┌──

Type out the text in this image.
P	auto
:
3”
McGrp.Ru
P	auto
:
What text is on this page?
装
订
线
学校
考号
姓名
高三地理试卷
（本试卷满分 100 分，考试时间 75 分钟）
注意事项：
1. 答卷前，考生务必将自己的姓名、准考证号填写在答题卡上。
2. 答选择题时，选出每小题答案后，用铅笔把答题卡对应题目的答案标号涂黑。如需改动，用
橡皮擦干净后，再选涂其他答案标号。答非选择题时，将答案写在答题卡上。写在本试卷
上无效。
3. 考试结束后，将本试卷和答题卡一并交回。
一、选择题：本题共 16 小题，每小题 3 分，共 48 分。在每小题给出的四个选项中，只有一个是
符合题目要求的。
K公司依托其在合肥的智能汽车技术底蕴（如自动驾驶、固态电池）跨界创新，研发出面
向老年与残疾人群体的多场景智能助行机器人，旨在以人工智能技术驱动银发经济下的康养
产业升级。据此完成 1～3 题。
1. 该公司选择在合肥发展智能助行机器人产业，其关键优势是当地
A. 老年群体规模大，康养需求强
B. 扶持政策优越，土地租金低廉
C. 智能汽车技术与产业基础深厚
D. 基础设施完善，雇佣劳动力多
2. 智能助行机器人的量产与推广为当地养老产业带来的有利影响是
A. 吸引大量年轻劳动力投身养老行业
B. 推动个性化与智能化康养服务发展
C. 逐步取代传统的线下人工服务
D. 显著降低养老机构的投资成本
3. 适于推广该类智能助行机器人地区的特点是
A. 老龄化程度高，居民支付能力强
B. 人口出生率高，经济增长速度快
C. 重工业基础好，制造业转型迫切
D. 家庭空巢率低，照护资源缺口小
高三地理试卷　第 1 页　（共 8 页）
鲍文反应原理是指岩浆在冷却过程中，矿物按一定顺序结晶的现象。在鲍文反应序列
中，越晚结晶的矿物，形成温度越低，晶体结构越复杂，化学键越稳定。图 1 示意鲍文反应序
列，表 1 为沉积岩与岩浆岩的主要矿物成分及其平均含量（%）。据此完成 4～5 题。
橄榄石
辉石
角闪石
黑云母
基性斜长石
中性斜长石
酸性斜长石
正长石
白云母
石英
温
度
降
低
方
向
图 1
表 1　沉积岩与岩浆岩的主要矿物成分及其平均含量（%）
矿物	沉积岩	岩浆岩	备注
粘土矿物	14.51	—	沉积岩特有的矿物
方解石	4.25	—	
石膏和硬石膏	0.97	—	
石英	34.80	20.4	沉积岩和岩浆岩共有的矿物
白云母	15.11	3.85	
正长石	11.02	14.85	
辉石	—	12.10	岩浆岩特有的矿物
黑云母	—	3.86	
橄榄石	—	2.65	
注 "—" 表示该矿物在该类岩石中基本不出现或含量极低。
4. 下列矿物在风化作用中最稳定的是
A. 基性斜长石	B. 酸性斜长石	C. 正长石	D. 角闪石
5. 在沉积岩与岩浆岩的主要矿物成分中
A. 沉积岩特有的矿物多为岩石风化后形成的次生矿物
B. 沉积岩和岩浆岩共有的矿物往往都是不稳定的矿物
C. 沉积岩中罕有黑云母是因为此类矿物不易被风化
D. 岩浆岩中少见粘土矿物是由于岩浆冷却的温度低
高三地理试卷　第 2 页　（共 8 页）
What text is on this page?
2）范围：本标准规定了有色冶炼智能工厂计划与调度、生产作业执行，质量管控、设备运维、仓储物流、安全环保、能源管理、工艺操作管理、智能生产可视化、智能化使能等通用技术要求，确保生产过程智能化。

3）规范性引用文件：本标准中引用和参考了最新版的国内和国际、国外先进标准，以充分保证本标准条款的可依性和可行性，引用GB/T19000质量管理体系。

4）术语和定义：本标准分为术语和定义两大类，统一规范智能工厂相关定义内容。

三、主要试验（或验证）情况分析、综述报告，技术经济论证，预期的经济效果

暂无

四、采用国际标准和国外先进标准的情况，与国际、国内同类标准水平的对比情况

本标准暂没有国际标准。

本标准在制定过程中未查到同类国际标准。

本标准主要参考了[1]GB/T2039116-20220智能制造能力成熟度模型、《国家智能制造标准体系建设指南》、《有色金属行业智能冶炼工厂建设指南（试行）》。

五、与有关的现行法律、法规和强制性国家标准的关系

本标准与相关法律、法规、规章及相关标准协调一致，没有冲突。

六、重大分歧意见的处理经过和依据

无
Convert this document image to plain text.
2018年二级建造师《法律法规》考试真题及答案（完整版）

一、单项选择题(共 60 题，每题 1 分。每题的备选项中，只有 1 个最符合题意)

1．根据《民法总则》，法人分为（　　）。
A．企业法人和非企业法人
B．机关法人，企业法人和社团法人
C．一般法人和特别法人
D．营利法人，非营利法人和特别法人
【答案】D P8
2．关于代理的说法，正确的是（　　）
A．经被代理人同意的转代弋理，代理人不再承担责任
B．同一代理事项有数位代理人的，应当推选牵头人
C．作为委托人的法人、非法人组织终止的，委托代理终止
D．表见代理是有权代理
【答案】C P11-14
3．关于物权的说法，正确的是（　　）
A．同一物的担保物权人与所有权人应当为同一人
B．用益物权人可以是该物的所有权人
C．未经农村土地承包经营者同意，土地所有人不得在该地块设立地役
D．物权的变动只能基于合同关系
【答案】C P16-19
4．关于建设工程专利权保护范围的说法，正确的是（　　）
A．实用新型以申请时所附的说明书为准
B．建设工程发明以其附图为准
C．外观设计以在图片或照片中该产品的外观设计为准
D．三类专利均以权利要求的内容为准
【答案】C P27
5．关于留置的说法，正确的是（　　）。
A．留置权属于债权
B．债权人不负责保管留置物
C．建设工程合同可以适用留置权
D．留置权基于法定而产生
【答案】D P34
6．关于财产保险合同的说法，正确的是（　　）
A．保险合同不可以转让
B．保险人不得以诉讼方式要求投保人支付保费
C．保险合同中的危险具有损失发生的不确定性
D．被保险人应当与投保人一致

└──

### What is needed
Every line above should be retyped exactly as given.

### Solved problem
Type out the text in this image.
P	auto
:
3”
McGrp.Ru
P	auto
:
What text is on this page?
装
订
线
学校
考号
姓名
高三地理试卷
（本试卷满分 100 分，考试时间 75 分钟）
注意事项：
1. 答卷前，考生务必将自己的姓名、准考证号填写在答题卡上。
2. 答选择题时，选出每小题答案后，用铅笔把答题卡对应题目的答案标号涂黑。如需改动，用
橡皮擦干净后，再选涂其他答案标号。答非选择题时，将答案写在答题卡上。写在本试卷
上无效。
3. 考试结束后，将本试卷和答题卡一并交回。
一、选择题：本题共 16 小题，每小题 3 分，共 48 分。在每小题给出的四个选项中，只有一个是
符合题目要求的。
K公司依托其在合肥的智能汽车技术底蕴（如自动驾驶、固态电池）跨界创新，研发出面
向老年与残疾人群体的多场景智能助行机器人，旨在以人工智能技术驱动银发经济下的康养
产业升级。据此完成 1～3 题。
1. 该公司选择在合肥发展智能助行机器人产业，其关键优势是当地
A. 老年群体规模大，康养需求强
B. 扶持政策优越，土地租金低廉
C. 智能汽车技术与产业基础深厚
D. 基础设施完善，雇佣劳动力多
2. 智能助行机器人的量产与推广为当地养老产业带来的有利影响是
A. 吸引大量年轻劳动力投身养老行业
B. 推动个性化与智能化康养服务发展
C. 逐步取代传统的线下人工服务
D. 显著降低养老机构的投资成本
3. 适于推广该类智能助行机器人地区的特点是
A. 老龄化程度高，居民支付能力强
B. 人口出生率高，经济增长速度快
C. 重工业基础好，制造业转型迫切
D. 家庭空巢率低，照护资源缺口小
高三地理试卷　第 1 页　（共 8 页）
鲍文反应原理是指岩浆在冷却过程中，矿物按一定顺序结晶的现象。在鲍文反应序列
中，越晚结晶的矿物，形成温度越低，晶体结构越复杂，化学键越稳定。图 1 示意鲍文反应序
列，表 1 为沉积岩与岩浆岩的主要矿物成分及其平均含量（%）。据此完成 4～5 题。
橄榄石
辉石
角闪石
黑云母
基性斜长石
中性斜长石
酸性斜长石
正长石
白云母
石英
温
度
降
低
方
向
图 1
表 1　沉积岩与岩浆岩的主要矿物成分及其平均含量（%）
矿物	沉积岩	岩浆岩	备注
粘土矿物	14.51	—	沉积岩特有的矿物
方解石	4.25	—	
石膏和硬石膏	0.97	—	
石英	34.80	20.4	沉积岩和岩浆岩共有的矿物
白云母	15.11	3.85	
正长石	11.02	14.85	
辉石	—	12.10	岩浆岩特有的矿物
黑云母	—	3.86	
橄榄石	—	2.65	
注 "—" 表示该矿物在该类岩石中基本不出现或含量极低。
4. 下列矿物在风化作用中最稳定的是
A. 基性斜长石	B. 酸性斜长石	C. 正长石	D. 角闪石
5. 在沉积岩与岩浆岩的主要矿物成分中
A. 沉积岩特有的矿物多为岩石风化后形成的次生矿物
B. 沉积岩和岩浆岩共有的矿物往往都是不稳定的矿物
C. 沉积岩中罕有黑云母是因为此类矿物不易被风化
D. 岩浆岩中少见粘土矿物是由于岩浆冷却的温度低
高三地理试卷　第 2 页　（共 8 页）
What text is on this page?
2）范围：本标准规定了有色冶炼智能工厂计划与调度、生产作业执行，质量管控、设备运维、仓储物流、安全环保、能源管理、工艺操作管理、智能生产可视化、智能化使能等通用技术要求，确保生产过程智能化。

3）规范性引用文件：本标准中引用和参考了最新版的国内和国际、国外先进标准，以充分保证本标准条款的可依性和可行性，引用GB/T19000质量管理体系。

4）术语和定义：本标准分为术语和定义两大类，统一规范智能工厂相关定义内容。

三、主要试验（或验证）情况分析、综述报告，技术经济论证，预期的经济效果

暂无

四、采用国际标准和国外先进标准的情况，与国际、国内同类标准水平的对比情况

本标准暂没有国际标准。

本标准在制定过程中未查到同类国际标准。

本标准主要参考了[1]GB/T2039116-20220智能制造能力成熟度模型、《国家智能制造标准体系建设指南》、《有色金属行业智能冶炼工厂建设指南（试行）》。

五、与有关的现行法律、法规和强制性国家标准的关系

本标准与相关法律、法规、规章及相关标准协调一致，没有冲突。

六、重大分歧意见的处理经过和依据

无
Convert this document image to plain text.
2018年二级建造师《法律法规》考试真题及答案（完整版）

一、单项选择题(共 60 题，每题 1 分。每题的备选项中，只有 1 个最符合题意)

1．根据《民法总则》，法人分为（　　）。
A．企业法人和非企业法人
B．机关法人，企业法人和社团法人
C．一般法人和特别法人
D．营利法人，非营利法人和特别法人
【答案】D P8
2．关于代理的说法，正确的是（　　）
A．经被代理人同意的转代弋理，代理人不再承担责任
B．同一代理事项有数位代理人的，应当推选牵头人
C．作为委托人的法人、非法人组织终止的，委托代理终止
D．表见代理是有权代理
【答案】C P11-14
3．关于物权的说法，正确的是（　　）
A．同一物的担保物权人与所有权人应当为同一人
B．用益物权人可以是该物的所有权人
C．未经农村土地承包经营者同意，土地所有人不得在该地块设立地役
D．物权的变动只能基于合同关系
【答案】C P16-19
4．关于建设工程专利权保护范围的说法，正确的是（　　）
A．实用新型以申请时所附的说明书为准
B．建设工程发明以其附图为准
C．外观设计以在图片或照片中该产品的外观设计为准
D．三类专利均以权利要求的内容为准
【答案】C P27
5．关于留置的说法，正确的是（　　）。
A．留置权属于债权
B．债权人不负责保管留置物
C．建设工程合同可以适用留置权
D．留置权基于法定而产生
【答案】D P34
6．关于财产保险合同的说法，正确的是（　　）
A．保险合同不可以转让
B．保险人不得以诉讼方式要求投保人支付保费
C．保险合同中的危险具有损失发生的不确定性
D．被保险人应当与投保人一致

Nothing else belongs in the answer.